**Problem**
Extract the records in full, leaving every picture out.

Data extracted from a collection

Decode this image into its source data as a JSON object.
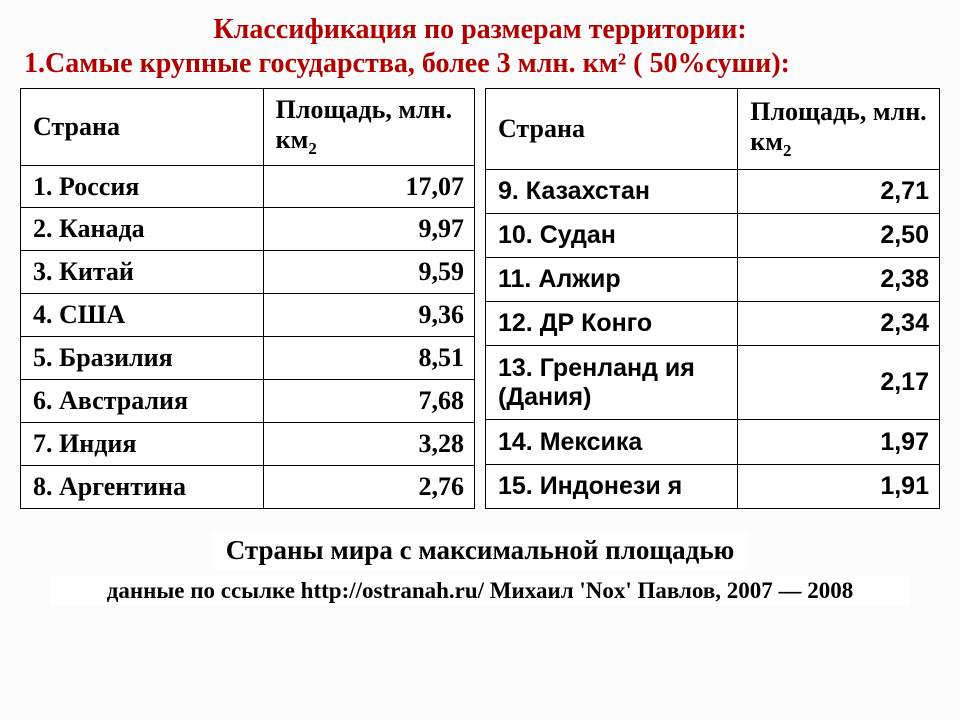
{
  "title_line1": "Классификация по размерам территории:",
  "title_line2": "1.Самые крупные государства, более 3 млн. км² ( 50%суши):",
  "title_color": "#b20000",
  "header": {
    "country": "Страна",
    "area_prefix": "Площадь, млн. км",
    "area_sup": "2"
  },
  "table_left": {
    "rows": [
      {
        "name": "1. Россия",
        "area": "17,07"
      },
      {
        "name": "2. Канада",
        "area": "9,97"
      },
      {
        "name": "3. Китай",
        "area": "9,59"
      },
      {
        "name": "4. США",
        "area": "9,36"
      },
      {
        "name": "5. Бразилия",
        "area": "8,51"
      },
      {
        "name": "6. Австралия",
        "area": "7,68"
      },
      {
        "name": "7. Индия",
        "area": "3,28"
      },
      {
        "name": "8. Аргентина",
        "area": "2,76"
      }
    ]
  },
  "table_right": {
    "rows": [
      {
        "name": "9. Казахстан",
        "area": "2,71"
      },
      {
        "name": "10. Судан",
        "area": "2,50"
      },
      {
        "name": "11. Алжир",
        "area": "2,38"
      },
      {
        "name": "12. ДР Конго",
        "area": "2,34"
      },
      {
        "name": "13.  Гренланд ия (Дания)",
        "area": "2,17"
      },
      {
        "name": "14. Мексика",
        "area": "1,97"
      },
      {
        "name": "15.  Индонези я",
        "area": "1,91"
      }
    ]
  },
  "caption": "Страны мира с максимальной площадью",
  "source": "данные по ссылке http://ostranah.ru/   Михаил 'Nox' Павлов, 2007 — 2008",
  "style": {
    "page_bg": "#fcfcfc",
    "cell_bg": "#ffffff",
    "border_color": "#000000",
    "text_color": "#000000",
    "left_font": "Times New Roman",
    "right_font": "Verdana",
    "cell_fontsize_pt": 19,
    "title_fontsize_pt": 21
  }
}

**Full response**
Decode this image into its source data as a JSON object.
{
  "title_line1": "Классификация по размерам территории:",
  "title_line2": "1.Самые крупные государства, более 3 млн. км² ( 50%суши):",
  "title_color": "#b20000",
  "header": {
    "country": "Страна",
    "area_prefix": "Площадь, млн. км",
    "area_sup": "2"
  },
  "table_left": {
    "rows": [
      {
        "name": "1. Россия",
        "area": "17,07"
      },
      {
        "name": "2. Канада",
        "area": "9,97"
      },
      {
        "name": "3. Китай",
        "area": "9,59"
      },
      {
        "name": "4. США",
        "area": "9,36"
      },
      {
        "name": "5. Бразилия",
        "area": "8,51"
      },
      {
        "name": "6. Австралия",
        "area": "7,68"
      },
      {
        "name": "7. Индия",
        "area": "3,28"
      },
      {
        "name": "8. Аргентина",
        "area": "2,76"
      }
    ]
  },
  "table_right": {
    "rows": [
      {
        "name": "9. Казахстан",
        "area": "2,71"
      },
      {
        "name": "10. Судан",
        "area": "2,50"
      },
      {
        "name": "11. Алжир",
        "area": "2,38"
      },
      {
        "name": "12. ДР Конго",
        "area": "2,34"
      },
      {
        "name": "13.  Гренланд ия (Дания)",
        "area": "2,17"
      },
      {
        "name": "14. Мексика",
        "area": "1,97"
      },
      {
        "name": "15.  Индонези я",
        "area": "1,91"
      }
    ]
  },
  "caption": "Страны мира с максимальной площадью",
  "source": "данные по ссылке http://ostranah.ru/   Михаил 'Nox' Павлов, 2007 — 2008",
  "style": {
    "page_bg": "#fcfcfc",
    "cell_bg": "#ffffff",
    "border_color": "#000000",
    "text_color": "#000000",
    "left_font": "Times New Roman",
    "right_font": "Verdana",
    "cell_fontsize_pt": 19,
    "title_fontsize_pt": 21
  }
}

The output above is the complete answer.